#### Given information
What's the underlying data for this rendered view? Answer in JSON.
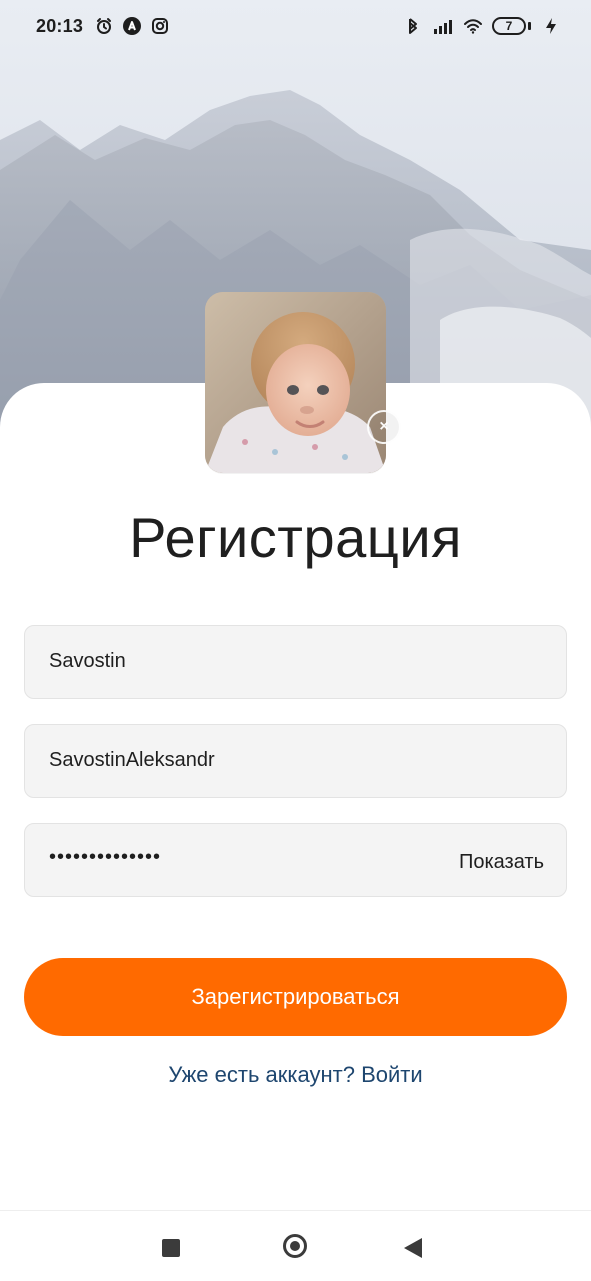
{
  "status_bar": {
    "time": "20:13",
    "left_icons": [
      "alarm-icon",
      "a-circle-icon",
      "instagram-icon"
    ],
    "right_icons": [
      "bluetooth-icon",
      "signal-icon",
      "wifi-icon",
      "battery-icon",
      "charging-icon"
    ],
    "battery_level": "7"
  },
  "registration": {
    "title": "Регистрация",
    "avatar_remove_icon": "close-icon",
    "fields": {
      "lastname_value": "Savostin",
      "login_value": "SavostinAleksandr",
      "password_masked": "••••••••••••••",
      "password_toggle_label": "Показать"
    },
    "submit_label": "Зарегистрироваться",
    "login_link_label": "Уже есть аккаунт? Войти"
  },
  "colors": {
    "accent": "#ff6a00",
    "link": "#1e466f"
  },
  "navigation": {
    "recents_icon": "recents-square-icon",
    "home_icon": "home-circle-icon",
    "back_icon": "back-triangle-icon"
  }
}
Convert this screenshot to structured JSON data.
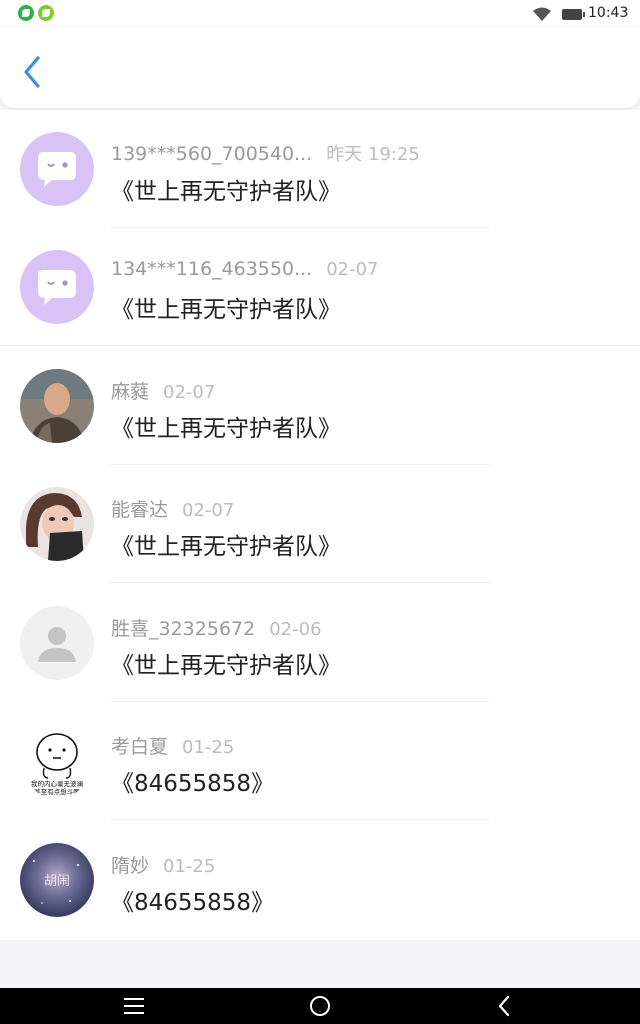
{
  "status_bar": {
    "time": "10:43",
    "icons": [
      "wechat-notification-icon",
      "leaf-notification-icon",
      "wifi-icon",
      "battery-icon"
    ]
  },
  "header": {
    "back_icon": "chevron-left-icon",
    "accent": "#3a8ee6"
  },
  "messages": [
    {
      "name": "139***560_700540...",
      "date": "昨天 19:25",
      "text": "《世上再无守护者队》",
      "avatar": "chat-bubble-avatar"
    },
    {
      "name": "134***116_463550...",
      "date": "02-07",
      "text": "《世上再无守护者队》",
      "avatar": "chat-bubble-avatar"
    },
    {
      "name": "麻蕤",
      "date": "02-07",
      "text": "《世上再无守护者队》",
      "avatar": "photo-avatar"
    },
    {
      "name": "能睿达",
      "date": "02-07",
      "text": "《世上再无守护者队》",
      "avatar": "photo-avatar"
    },
    {
      "name": "胜喜_32325672",
      "date": "02-06",
      "text": "《世上再无守护者队》",
      "avatar": "default-person-avatar"
    },
    {
      "name": "考白夏",
      "date": "01-25",
      "text": "《84655858》",
      "avatar": "meme-avatar",
      "avatar_text": [
        "我的内心毫无波澜",
        "甚至有点想斗图"
      ]
    },
    {
      "name": "隋妙",
      "date": "01-25",
      "text": "《84655858》",
      "avatar": "galaxy-avatar",
      "avatar_text": "胡闹"
    }
  ],
  "nav_bar": {
    "icons": [
      "menu-icon",
      "home-icon",
      "back-icon"
    ]
  }
}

#### Task goal
Extract all lines of the records above that include "JSON".

#### Output of the task
What's the underlying data for this rendered view? Answer in JSON.
Convert this screenshot to structured JSON data.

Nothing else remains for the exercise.